> [DATASET RECORDS]:
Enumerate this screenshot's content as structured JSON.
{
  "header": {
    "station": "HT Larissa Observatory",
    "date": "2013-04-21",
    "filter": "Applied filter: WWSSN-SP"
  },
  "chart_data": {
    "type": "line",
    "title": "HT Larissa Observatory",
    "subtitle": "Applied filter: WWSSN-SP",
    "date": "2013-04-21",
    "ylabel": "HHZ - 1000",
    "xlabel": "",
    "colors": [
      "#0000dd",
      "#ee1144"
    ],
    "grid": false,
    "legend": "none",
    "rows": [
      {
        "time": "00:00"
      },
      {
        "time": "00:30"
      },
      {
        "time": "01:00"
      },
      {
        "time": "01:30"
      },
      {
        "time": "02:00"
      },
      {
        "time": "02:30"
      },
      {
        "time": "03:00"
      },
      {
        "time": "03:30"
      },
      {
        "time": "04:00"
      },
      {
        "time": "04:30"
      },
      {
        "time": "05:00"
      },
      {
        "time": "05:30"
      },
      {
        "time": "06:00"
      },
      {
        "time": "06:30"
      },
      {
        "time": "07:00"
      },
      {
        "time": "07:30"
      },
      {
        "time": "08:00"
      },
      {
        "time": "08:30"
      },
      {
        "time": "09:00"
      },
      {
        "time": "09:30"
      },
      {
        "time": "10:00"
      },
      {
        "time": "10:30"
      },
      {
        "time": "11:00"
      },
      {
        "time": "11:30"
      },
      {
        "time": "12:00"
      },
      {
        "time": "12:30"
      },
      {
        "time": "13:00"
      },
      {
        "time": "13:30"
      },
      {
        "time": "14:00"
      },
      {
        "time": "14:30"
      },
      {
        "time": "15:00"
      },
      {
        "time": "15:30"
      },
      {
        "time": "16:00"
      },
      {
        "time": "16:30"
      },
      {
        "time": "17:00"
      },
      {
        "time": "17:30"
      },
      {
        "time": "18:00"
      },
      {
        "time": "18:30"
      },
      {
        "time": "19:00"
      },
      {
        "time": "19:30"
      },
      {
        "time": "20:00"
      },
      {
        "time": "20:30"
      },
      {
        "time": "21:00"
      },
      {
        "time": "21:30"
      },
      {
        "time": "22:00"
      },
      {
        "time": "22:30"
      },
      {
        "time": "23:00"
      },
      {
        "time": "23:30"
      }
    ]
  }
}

...

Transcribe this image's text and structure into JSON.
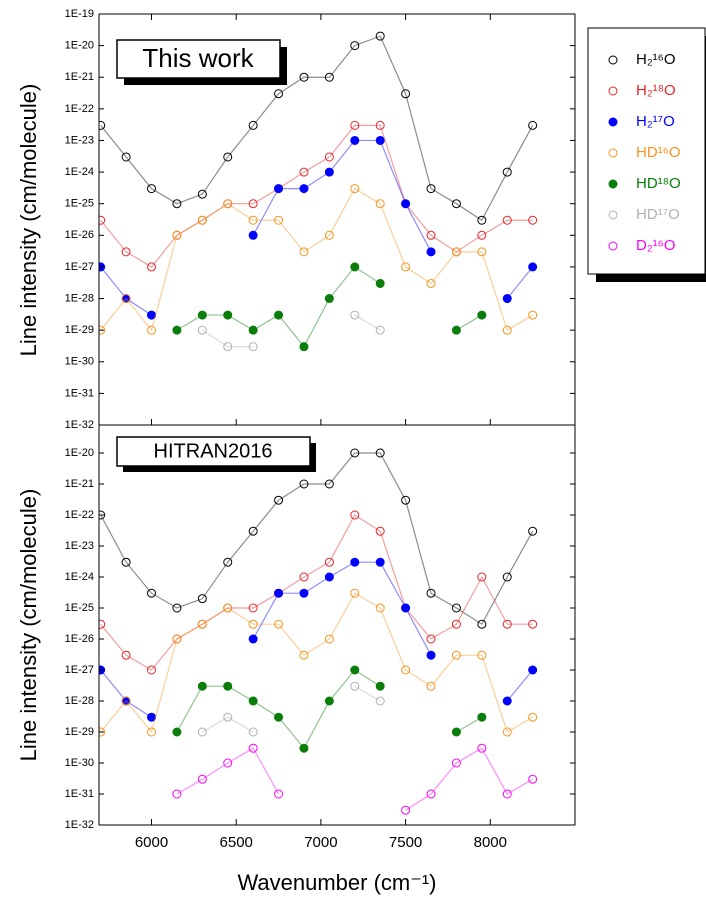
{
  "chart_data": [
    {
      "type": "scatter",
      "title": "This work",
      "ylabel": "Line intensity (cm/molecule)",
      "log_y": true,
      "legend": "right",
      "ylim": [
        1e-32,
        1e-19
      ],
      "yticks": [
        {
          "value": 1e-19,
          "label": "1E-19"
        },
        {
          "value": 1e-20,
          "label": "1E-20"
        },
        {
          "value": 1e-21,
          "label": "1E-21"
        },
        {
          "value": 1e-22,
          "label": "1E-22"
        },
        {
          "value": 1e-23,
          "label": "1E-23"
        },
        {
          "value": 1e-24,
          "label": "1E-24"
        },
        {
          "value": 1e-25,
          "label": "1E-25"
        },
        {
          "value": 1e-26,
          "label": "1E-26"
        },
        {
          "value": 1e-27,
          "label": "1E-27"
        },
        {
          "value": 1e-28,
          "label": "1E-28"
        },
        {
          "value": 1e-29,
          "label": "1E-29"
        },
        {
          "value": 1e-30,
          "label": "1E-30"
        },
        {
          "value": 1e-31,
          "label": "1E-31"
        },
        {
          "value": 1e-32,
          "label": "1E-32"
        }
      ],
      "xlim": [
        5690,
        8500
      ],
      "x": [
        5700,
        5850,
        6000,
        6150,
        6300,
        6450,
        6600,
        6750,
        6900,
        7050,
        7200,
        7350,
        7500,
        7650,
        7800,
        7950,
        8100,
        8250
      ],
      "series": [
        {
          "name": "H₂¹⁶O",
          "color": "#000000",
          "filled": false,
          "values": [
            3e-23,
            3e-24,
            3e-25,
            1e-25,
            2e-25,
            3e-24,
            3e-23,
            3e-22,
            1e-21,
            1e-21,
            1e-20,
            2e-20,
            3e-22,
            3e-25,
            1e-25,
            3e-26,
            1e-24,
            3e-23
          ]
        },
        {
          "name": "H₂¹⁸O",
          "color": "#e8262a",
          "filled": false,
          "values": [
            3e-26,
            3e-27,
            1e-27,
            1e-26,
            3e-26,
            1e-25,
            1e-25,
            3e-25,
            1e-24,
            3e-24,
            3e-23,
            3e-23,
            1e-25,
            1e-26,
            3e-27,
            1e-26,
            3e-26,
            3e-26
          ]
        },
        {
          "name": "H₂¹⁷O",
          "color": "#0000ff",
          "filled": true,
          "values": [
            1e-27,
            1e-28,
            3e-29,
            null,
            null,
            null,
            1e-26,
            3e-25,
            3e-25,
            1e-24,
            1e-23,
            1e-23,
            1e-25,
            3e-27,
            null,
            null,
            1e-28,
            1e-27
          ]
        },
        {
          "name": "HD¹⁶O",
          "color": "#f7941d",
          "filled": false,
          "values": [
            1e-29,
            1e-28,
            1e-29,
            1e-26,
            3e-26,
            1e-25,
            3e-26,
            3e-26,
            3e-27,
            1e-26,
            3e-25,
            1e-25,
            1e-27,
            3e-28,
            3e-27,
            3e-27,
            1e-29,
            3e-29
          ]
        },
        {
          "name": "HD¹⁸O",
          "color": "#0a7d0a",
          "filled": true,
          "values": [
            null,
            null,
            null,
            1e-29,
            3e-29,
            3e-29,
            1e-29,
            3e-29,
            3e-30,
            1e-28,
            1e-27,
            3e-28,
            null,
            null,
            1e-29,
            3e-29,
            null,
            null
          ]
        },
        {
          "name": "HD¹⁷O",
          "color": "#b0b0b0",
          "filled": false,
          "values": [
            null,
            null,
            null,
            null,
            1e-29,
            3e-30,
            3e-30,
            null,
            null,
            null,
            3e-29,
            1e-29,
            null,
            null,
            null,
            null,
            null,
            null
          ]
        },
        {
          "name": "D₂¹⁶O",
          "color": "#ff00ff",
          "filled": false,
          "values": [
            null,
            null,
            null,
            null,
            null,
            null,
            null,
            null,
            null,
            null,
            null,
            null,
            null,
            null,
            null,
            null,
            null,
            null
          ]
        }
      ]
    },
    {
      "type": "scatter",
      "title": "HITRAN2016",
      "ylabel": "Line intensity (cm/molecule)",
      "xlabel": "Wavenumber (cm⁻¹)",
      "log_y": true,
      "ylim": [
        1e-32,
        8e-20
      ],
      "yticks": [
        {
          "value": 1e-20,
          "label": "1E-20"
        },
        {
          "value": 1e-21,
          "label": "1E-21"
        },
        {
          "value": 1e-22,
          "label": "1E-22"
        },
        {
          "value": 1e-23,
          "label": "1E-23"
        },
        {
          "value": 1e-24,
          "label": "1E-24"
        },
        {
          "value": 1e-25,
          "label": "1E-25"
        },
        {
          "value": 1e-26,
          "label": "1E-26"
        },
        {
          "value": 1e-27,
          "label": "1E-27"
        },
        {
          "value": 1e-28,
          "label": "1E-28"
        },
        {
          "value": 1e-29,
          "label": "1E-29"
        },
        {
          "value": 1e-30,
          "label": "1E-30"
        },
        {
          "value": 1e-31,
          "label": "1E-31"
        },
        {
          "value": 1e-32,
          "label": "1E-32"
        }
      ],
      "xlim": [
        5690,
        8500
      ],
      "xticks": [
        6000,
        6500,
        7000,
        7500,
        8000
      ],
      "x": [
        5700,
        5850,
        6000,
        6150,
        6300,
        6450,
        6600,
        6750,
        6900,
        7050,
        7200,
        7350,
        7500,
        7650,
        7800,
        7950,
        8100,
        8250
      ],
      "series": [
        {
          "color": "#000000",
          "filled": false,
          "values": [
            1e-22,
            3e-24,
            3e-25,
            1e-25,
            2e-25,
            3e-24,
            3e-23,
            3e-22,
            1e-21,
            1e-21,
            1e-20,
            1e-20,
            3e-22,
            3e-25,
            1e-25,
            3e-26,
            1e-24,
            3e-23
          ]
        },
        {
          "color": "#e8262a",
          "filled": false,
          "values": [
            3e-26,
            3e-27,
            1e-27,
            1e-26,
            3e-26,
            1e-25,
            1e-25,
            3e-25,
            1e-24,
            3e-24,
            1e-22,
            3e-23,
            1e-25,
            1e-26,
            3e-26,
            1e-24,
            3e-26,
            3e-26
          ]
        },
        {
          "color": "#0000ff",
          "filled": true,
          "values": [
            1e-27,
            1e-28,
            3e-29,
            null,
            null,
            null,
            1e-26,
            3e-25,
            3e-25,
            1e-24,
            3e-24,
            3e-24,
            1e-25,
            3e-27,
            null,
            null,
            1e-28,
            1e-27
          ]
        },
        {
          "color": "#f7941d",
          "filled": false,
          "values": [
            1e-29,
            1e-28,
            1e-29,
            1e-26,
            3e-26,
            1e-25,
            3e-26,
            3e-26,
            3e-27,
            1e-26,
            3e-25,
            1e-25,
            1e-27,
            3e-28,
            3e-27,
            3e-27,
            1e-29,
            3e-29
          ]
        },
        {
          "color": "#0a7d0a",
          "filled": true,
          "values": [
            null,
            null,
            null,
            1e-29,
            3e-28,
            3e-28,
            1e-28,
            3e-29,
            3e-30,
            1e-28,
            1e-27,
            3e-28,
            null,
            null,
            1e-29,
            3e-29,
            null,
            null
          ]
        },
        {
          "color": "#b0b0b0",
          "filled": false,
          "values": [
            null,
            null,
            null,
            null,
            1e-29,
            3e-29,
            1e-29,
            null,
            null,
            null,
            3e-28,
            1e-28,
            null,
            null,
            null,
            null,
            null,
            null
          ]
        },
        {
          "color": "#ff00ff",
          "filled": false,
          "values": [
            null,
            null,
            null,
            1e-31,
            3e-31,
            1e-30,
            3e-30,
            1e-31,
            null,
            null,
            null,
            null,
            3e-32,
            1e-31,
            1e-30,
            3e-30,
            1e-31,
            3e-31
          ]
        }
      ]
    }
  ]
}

* * *

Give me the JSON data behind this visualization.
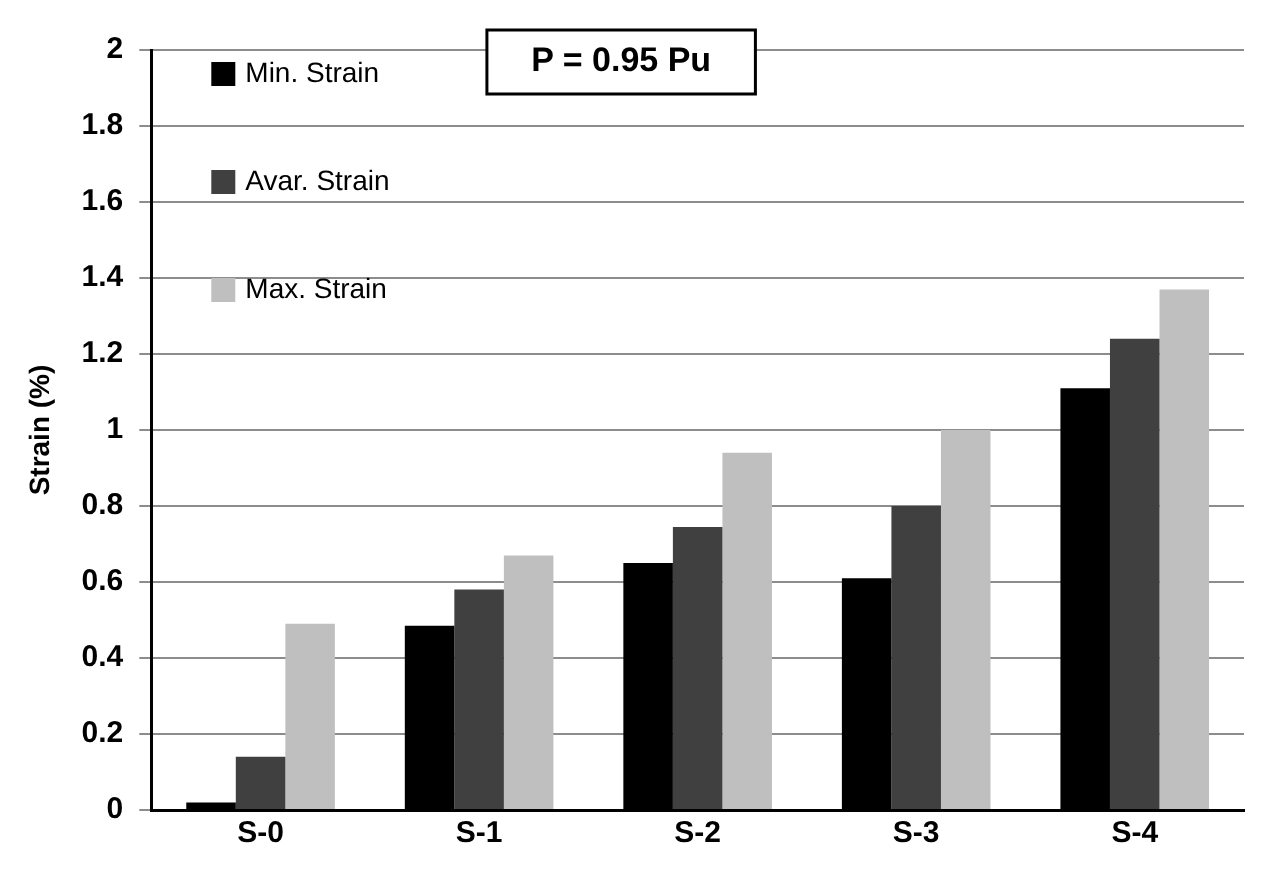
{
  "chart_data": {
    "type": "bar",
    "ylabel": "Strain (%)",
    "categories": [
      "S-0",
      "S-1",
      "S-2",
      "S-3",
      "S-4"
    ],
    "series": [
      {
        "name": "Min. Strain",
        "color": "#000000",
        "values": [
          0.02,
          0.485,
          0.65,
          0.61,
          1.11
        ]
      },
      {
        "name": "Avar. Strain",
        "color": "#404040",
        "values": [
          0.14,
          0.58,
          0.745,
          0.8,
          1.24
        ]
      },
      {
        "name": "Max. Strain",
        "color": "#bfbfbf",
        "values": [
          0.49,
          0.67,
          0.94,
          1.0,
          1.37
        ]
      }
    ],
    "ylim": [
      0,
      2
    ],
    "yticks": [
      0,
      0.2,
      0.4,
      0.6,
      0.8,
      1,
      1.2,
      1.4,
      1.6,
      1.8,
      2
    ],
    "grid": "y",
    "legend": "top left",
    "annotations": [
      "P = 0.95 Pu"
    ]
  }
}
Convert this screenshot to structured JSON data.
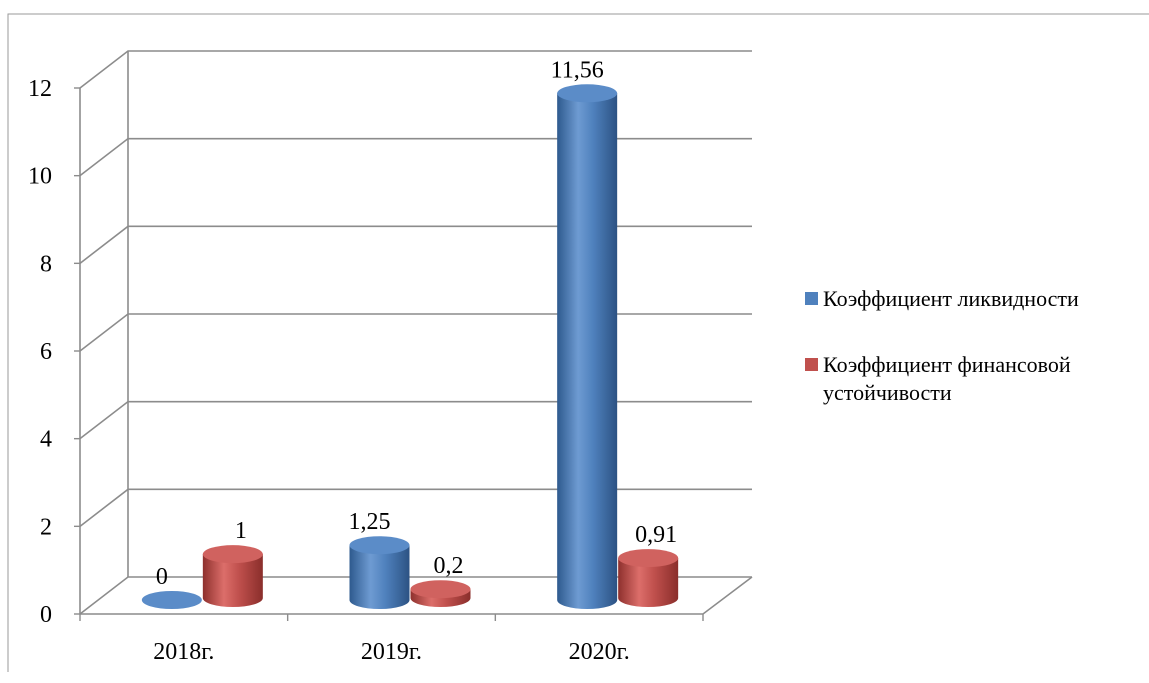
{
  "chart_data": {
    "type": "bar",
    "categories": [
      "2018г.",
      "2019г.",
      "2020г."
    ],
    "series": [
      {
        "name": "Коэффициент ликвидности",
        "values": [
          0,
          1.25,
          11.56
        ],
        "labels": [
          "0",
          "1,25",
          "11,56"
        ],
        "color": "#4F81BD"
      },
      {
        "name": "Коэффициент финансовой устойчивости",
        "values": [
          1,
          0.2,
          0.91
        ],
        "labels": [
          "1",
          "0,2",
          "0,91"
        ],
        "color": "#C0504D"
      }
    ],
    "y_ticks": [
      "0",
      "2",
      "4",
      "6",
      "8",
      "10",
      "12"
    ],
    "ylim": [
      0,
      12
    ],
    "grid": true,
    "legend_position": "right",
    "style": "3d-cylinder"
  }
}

> [EXERCISE AIM]: Search the listing for the word "Коэффициент". Copy every line in which it occurs.

> [FINISHED ANSWER]:
        "name": "Коэффициент ликвидности",
        "name": "Коэффициент финансовой устойчивости",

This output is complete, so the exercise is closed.